### Working data
::::::

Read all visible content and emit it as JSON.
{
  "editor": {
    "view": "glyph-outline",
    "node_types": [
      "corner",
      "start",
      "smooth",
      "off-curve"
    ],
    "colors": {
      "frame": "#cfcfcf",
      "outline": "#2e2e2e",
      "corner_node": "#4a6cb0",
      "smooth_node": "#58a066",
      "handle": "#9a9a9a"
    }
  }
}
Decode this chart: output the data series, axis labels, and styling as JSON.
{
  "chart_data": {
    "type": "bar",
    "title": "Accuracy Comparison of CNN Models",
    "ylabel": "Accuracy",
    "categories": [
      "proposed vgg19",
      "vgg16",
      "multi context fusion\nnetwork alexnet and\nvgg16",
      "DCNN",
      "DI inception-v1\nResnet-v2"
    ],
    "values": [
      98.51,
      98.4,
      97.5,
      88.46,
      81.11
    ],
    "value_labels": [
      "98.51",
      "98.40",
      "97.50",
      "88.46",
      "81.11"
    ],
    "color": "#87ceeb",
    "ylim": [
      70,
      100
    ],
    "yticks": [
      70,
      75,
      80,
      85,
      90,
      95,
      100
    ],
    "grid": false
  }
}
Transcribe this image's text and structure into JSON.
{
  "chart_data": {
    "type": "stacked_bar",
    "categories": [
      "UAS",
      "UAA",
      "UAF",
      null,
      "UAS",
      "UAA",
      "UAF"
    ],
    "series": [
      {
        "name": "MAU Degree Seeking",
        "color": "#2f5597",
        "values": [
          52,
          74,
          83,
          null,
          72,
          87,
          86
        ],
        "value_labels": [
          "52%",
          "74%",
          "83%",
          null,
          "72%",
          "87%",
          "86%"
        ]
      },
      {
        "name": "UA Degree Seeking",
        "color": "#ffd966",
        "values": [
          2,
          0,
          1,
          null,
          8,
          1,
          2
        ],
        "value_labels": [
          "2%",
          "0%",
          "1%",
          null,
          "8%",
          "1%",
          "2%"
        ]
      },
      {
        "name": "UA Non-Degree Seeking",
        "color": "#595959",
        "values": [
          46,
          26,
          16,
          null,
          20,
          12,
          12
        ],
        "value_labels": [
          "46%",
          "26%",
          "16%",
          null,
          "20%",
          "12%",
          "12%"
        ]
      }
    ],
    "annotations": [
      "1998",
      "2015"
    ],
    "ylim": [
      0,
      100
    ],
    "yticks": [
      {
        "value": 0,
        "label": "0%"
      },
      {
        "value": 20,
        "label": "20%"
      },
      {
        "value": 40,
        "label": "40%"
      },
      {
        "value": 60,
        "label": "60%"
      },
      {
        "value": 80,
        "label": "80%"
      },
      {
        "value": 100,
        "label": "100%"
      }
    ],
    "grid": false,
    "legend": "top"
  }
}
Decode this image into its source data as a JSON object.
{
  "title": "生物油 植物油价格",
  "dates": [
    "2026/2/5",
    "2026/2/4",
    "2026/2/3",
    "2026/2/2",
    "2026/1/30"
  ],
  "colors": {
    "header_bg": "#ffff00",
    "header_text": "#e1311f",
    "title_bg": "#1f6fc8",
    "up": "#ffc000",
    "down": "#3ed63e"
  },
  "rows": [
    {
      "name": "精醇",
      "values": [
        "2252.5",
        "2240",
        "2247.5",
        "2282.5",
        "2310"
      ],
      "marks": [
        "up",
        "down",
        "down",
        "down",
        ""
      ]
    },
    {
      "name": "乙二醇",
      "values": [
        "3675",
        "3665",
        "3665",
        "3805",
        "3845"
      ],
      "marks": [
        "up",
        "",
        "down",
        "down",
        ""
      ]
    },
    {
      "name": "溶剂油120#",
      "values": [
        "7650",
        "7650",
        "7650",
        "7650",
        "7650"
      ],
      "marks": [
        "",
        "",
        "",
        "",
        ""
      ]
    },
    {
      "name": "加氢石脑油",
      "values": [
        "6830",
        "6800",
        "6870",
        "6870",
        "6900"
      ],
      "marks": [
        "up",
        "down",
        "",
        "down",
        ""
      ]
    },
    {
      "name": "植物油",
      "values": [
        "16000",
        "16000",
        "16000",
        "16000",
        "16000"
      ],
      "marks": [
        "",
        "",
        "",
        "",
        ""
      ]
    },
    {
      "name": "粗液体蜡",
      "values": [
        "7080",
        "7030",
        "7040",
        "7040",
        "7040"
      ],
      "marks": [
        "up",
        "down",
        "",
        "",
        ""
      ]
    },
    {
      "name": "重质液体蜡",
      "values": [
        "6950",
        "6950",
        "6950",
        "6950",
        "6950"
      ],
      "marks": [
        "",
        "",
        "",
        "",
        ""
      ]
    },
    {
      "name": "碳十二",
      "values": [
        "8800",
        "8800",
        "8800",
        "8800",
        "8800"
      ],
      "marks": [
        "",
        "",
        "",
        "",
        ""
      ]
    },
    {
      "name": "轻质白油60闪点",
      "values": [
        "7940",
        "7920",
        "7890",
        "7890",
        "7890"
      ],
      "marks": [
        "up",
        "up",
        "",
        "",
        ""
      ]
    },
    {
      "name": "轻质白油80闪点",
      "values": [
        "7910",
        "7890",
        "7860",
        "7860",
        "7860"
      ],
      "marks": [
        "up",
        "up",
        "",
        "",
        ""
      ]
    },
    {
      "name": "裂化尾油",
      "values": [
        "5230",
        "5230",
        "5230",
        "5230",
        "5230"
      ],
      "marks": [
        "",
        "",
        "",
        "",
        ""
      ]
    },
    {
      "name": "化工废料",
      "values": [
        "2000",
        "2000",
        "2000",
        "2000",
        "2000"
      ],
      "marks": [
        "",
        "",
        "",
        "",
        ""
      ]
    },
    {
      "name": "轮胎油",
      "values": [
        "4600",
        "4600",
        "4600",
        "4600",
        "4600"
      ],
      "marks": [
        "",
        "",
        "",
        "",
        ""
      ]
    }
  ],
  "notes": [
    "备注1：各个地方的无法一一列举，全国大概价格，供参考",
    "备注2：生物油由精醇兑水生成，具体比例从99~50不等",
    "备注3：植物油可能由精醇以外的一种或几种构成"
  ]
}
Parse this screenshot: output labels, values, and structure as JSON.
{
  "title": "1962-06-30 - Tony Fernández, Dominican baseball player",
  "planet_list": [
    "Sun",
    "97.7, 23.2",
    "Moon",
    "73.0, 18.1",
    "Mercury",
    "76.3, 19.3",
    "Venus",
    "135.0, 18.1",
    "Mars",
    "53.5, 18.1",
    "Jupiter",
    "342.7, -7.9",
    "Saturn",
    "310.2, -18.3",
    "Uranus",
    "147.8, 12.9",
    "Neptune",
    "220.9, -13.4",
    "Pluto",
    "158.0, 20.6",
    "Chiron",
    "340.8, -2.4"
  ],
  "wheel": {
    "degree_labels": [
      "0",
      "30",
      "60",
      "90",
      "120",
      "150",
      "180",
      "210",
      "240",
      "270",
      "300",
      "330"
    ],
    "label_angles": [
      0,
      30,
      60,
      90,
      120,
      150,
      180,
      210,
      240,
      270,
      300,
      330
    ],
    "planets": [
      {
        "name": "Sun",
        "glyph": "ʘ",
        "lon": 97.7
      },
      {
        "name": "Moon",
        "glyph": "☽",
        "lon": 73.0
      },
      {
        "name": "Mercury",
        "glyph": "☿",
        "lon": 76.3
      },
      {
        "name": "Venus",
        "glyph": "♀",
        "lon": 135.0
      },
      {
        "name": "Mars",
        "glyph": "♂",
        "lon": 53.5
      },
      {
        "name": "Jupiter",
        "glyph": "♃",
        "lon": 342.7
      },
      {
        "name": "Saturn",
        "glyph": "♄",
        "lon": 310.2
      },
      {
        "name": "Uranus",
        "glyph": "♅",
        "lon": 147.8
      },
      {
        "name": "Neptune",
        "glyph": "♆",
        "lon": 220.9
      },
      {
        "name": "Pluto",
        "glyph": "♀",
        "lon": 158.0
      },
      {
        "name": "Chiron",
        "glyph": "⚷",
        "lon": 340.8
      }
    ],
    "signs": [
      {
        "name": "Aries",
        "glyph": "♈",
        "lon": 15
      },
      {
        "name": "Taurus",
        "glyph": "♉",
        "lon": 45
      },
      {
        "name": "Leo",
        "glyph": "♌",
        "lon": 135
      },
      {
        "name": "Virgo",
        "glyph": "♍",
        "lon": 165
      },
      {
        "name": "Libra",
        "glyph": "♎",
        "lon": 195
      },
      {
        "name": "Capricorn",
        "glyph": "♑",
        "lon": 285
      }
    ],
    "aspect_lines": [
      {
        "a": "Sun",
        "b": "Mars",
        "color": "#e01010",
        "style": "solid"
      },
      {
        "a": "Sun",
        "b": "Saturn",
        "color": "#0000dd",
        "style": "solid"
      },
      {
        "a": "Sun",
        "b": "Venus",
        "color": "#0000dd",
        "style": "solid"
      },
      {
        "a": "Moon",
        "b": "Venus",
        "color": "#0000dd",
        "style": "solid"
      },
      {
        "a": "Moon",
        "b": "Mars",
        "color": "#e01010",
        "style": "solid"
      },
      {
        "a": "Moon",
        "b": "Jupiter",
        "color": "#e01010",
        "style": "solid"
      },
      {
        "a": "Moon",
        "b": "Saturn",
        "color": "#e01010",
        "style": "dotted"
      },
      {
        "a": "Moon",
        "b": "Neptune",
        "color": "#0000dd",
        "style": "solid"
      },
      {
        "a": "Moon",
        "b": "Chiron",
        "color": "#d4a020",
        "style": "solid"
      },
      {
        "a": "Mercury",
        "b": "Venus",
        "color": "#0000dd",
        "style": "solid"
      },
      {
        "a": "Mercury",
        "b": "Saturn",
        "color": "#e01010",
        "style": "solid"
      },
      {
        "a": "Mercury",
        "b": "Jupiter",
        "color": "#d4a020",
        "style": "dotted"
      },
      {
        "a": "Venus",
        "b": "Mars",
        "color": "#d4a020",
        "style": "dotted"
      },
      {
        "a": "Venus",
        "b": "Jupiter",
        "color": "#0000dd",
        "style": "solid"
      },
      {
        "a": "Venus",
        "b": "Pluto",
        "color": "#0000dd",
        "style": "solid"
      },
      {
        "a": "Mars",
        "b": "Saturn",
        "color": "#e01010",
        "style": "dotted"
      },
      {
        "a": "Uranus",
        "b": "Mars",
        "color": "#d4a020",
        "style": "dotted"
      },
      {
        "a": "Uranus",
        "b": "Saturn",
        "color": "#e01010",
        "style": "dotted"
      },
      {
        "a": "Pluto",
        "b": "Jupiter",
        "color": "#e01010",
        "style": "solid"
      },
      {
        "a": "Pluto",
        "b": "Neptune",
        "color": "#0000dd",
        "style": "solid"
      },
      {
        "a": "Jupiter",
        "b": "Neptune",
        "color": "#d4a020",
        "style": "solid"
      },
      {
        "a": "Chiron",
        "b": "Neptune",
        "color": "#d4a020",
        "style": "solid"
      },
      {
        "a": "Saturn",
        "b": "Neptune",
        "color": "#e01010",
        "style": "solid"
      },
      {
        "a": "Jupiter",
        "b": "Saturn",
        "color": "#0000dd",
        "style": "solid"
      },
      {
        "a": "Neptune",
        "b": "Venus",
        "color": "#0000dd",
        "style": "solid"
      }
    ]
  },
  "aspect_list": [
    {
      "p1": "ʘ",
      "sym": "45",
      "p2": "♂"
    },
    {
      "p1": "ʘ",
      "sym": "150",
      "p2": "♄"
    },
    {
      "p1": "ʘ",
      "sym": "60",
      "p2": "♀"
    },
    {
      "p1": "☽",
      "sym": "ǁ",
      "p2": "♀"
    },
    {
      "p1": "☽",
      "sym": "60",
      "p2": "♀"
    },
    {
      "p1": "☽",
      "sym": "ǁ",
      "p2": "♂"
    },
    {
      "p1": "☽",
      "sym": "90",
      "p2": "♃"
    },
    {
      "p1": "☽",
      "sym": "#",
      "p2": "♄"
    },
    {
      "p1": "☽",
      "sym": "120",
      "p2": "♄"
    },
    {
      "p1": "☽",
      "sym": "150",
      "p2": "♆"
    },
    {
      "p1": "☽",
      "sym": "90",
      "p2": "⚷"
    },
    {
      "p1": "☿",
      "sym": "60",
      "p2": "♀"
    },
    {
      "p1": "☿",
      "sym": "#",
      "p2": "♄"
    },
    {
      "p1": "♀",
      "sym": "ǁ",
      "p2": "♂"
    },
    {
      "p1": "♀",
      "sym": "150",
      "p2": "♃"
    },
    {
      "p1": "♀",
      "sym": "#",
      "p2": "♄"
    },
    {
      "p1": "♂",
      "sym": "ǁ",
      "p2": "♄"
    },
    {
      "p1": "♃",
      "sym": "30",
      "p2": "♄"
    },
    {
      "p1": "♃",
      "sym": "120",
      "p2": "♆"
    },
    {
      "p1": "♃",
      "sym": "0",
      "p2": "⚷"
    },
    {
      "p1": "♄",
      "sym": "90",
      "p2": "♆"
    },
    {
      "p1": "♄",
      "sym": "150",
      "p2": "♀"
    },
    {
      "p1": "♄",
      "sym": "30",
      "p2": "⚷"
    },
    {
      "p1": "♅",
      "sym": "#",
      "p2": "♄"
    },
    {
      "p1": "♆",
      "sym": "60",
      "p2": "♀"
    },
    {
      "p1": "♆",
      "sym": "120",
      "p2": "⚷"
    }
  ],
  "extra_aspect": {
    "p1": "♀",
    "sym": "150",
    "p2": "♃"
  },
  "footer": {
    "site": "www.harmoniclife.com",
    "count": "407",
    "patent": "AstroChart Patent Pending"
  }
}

::::::

Search the listing above for the string "into". Copy every line that contains it.

### Solved problem
Transcribe this image's text and structure into JSON.
Decode this image into its source data as a JSON object.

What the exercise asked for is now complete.